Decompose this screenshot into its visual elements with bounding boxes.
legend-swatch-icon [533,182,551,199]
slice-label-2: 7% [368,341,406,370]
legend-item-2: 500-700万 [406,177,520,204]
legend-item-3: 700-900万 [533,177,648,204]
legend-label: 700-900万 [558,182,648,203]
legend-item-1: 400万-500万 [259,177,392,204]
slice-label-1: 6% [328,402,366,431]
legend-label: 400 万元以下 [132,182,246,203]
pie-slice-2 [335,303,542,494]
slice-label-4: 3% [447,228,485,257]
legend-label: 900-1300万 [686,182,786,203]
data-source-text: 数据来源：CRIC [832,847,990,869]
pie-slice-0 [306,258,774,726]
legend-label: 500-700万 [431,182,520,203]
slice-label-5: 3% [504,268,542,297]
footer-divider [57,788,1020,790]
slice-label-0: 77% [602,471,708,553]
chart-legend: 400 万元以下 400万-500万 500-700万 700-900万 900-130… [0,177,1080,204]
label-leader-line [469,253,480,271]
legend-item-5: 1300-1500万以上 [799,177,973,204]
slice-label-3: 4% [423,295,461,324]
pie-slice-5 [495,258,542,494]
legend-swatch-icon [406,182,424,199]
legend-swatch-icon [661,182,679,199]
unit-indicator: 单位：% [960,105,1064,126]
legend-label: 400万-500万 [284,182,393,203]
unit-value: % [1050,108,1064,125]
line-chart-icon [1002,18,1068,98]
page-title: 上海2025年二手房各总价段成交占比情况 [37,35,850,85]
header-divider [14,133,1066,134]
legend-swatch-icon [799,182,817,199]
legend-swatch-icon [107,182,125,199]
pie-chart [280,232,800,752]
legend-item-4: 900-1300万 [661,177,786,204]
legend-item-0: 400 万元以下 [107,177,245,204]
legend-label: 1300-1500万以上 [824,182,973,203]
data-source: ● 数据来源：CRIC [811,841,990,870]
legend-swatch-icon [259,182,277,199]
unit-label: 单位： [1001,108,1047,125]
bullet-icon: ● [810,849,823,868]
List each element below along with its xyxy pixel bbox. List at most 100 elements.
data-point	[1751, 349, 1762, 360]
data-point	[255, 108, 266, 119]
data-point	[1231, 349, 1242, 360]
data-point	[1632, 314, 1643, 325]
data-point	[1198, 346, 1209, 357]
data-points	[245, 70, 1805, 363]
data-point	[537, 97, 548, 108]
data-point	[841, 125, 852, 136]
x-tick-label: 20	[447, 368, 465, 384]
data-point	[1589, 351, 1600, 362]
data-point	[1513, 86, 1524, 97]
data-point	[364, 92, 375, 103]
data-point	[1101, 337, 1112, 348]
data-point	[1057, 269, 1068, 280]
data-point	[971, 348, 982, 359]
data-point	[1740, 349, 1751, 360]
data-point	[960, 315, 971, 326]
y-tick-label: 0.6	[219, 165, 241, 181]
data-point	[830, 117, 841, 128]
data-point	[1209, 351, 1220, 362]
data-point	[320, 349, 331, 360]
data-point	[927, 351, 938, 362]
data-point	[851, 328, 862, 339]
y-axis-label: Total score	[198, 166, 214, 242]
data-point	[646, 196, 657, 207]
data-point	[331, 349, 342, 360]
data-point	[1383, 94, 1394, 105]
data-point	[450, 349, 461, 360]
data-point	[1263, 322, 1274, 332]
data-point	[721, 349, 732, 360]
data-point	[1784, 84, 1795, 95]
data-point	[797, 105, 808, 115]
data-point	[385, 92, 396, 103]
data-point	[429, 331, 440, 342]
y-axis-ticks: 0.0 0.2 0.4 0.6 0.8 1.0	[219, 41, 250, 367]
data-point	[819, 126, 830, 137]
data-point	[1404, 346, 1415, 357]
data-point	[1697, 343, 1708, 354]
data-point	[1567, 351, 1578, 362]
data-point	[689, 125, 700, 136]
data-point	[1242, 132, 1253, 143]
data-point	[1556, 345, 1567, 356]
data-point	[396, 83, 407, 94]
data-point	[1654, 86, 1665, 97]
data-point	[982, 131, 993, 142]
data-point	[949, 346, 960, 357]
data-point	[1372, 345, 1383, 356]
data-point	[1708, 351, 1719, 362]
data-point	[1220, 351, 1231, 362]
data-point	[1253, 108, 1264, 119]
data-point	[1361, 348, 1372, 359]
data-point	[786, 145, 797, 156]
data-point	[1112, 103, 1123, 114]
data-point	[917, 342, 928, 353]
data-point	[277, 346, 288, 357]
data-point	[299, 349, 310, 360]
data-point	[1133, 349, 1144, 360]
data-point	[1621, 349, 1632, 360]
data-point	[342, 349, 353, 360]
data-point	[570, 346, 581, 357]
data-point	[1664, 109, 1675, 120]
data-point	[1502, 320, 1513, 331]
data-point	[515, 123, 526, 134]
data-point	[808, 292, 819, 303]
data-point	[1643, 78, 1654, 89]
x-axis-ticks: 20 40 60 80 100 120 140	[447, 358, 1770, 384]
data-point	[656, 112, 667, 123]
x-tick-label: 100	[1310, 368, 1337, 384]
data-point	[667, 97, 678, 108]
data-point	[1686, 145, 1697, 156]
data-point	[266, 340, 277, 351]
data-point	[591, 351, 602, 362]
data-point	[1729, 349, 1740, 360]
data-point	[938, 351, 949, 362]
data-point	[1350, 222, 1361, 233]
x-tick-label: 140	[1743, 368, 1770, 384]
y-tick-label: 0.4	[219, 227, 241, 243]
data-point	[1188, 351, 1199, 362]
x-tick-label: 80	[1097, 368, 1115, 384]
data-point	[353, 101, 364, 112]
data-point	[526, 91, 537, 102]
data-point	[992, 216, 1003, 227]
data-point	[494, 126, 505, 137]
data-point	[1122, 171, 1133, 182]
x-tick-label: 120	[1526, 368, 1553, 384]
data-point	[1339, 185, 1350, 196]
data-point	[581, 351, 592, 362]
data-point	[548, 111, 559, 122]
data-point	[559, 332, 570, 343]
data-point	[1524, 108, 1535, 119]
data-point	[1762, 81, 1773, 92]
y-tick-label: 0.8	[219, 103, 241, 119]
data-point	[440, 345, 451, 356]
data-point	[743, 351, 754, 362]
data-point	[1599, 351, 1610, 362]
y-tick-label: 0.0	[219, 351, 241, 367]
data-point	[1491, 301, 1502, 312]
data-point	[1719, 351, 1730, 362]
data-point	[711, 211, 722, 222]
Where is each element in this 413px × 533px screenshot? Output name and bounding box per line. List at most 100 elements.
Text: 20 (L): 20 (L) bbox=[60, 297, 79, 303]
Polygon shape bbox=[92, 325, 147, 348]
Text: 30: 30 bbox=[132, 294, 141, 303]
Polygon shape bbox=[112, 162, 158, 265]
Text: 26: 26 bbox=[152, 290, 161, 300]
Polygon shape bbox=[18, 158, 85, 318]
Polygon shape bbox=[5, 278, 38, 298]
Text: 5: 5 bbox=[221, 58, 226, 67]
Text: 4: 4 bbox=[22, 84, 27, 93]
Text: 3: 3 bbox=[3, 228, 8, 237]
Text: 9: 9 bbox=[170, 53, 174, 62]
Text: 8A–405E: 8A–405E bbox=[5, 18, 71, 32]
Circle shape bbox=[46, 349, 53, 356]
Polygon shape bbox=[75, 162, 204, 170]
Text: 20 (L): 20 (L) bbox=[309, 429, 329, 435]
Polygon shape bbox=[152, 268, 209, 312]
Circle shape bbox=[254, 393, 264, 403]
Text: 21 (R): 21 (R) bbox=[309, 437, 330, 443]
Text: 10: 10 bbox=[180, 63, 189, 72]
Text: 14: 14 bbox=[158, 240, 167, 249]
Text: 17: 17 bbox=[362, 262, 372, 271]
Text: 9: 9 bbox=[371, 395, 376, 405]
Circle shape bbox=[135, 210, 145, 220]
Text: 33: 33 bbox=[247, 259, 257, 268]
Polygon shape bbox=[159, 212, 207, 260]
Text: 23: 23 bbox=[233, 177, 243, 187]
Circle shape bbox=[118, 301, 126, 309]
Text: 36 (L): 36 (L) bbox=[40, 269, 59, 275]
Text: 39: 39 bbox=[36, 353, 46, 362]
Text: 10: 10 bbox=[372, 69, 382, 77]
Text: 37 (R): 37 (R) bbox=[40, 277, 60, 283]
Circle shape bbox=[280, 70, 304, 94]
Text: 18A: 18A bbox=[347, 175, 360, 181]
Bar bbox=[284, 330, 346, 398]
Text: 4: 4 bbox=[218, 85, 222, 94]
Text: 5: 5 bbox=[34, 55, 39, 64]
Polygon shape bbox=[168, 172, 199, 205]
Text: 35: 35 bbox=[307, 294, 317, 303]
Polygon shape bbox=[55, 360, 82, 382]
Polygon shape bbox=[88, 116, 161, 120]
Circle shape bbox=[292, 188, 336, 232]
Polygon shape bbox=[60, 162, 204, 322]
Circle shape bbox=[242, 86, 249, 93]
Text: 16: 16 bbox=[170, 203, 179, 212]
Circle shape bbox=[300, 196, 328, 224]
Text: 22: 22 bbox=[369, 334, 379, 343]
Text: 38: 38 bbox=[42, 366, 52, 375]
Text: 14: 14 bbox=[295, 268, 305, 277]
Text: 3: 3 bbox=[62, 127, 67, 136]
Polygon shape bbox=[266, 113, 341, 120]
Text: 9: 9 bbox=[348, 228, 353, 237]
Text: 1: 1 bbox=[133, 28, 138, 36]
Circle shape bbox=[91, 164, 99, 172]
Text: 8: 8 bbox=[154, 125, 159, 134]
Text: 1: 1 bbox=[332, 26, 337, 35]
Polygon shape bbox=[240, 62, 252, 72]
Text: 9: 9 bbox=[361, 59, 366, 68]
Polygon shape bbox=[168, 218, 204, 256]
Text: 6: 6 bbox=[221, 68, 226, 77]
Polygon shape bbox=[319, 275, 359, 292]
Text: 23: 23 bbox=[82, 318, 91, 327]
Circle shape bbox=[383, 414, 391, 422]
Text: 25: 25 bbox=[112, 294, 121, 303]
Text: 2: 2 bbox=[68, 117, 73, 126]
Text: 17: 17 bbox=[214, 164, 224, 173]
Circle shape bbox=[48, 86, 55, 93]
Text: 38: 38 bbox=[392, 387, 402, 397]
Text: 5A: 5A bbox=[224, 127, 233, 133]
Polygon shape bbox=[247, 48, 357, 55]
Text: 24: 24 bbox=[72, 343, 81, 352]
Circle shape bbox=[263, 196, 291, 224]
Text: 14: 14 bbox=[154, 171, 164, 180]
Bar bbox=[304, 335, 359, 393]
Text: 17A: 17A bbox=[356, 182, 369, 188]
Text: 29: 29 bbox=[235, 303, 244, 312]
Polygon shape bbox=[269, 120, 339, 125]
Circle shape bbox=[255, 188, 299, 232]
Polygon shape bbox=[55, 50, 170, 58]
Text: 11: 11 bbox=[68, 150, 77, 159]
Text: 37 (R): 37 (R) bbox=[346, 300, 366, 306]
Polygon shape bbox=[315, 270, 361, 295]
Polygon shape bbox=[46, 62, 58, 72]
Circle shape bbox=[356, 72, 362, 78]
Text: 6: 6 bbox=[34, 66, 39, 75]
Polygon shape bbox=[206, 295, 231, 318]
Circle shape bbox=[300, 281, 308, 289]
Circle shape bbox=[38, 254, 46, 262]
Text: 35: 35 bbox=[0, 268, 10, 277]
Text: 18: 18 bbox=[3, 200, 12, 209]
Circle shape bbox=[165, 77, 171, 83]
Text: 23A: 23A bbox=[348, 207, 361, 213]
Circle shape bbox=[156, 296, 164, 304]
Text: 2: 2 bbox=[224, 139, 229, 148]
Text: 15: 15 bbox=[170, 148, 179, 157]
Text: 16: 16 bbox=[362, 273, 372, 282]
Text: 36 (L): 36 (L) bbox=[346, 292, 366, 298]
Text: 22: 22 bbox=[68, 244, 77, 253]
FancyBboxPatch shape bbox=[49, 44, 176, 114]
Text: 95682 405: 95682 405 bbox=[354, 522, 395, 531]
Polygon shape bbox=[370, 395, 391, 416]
+++
### Requirements:
Copy the entries word for word, from the first one through the line that contains "legend-swatch-icon [406,182,424,199]", including both of those lines.

### Result for this task:
Decompose this screenshot into its visual elements with bounding boxes.
legend-swatch-icon [533,182,551,199]
slice-label-2: 7% [368,341,406,370]
legend-item-2: 500-700万 [406,177,520,204]
legend-item-3: 700-900万 [533,177,648,204]
legend-label: 700-900万 [558,182,648,203]
legend-item-1: 400万-500万 [259,177,392,204]
slice-label-1: 6% [328,402,366,431]
legend-label: 400 万元以下 [132,182,246,203]
pie-slice-2 [335,303,542,494]
slice-label-4: 3% [447,228,485,257]
legend-label: 900-1300万 [686,182,786,203]
data-source-text: 数据来源：CRIC [832,847,990,869]
pie-slice-0 [306,258,774,726]
legend-label: 500-700万 [431,182,520,203]
slice-label-5: 3% [504,268,542,297]
footer-divider [57,788,1020,790]
slice-label-0: 77% [602,471,708,553]
chart-legend: 400 万元以下 400万-500万 500-700万 700-900万 900-130… [0,177,1080,204]
label-leader-line [469,253,480,271]
legend-item-5: 1300-1500万以上 [799,177,973,204]
slice-label-3: 4% [423,295,461,324]
pie-slice-5 [495,258,542,494]
legend-swatch-icon [406,182,424,199]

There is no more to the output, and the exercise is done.